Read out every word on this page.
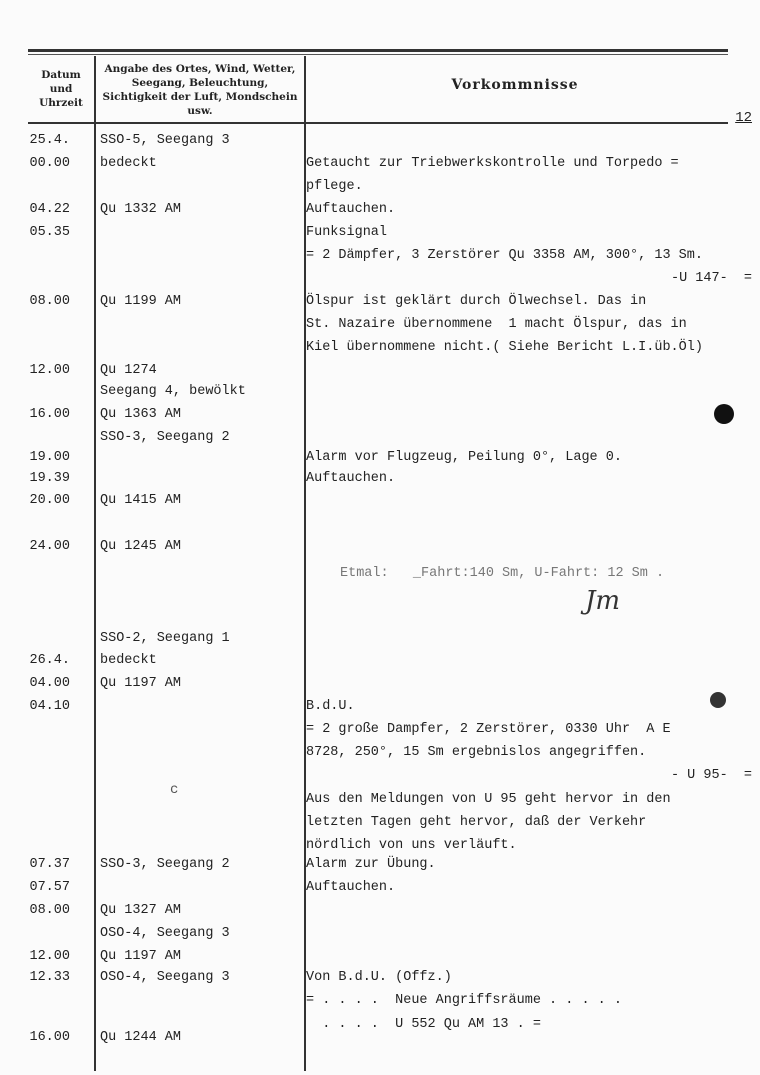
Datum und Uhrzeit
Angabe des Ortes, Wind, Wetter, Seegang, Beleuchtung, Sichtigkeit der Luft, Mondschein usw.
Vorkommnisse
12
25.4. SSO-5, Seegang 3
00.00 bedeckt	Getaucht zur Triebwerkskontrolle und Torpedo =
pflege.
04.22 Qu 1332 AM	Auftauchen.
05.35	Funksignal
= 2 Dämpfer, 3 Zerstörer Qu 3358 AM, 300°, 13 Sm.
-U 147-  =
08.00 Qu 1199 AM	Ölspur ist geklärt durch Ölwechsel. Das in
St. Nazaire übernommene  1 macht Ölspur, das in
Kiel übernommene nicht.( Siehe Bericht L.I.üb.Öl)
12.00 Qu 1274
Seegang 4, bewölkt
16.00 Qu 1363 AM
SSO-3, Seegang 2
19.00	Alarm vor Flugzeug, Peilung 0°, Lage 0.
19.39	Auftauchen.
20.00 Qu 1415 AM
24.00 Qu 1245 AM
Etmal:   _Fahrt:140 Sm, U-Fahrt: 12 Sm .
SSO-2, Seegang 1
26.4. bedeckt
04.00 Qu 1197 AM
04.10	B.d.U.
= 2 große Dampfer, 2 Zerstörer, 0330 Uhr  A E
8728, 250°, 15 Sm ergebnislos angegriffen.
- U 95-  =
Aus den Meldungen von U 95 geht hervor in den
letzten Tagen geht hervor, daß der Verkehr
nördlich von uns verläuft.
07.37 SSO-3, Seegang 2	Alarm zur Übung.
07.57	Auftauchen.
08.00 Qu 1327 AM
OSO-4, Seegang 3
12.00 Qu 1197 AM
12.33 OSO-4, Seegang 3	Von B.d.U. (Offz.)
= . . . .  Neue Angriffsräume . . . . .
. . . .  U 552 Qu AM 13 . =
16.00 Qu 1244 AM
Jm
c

..........

Request — Take every line that includes the string "bedeckt" and copy it.

Solution to this problem —
00.00 bedeckt	Getaucht zur Triebwerkskontrolle und Torpedo =
26.4. bedeckt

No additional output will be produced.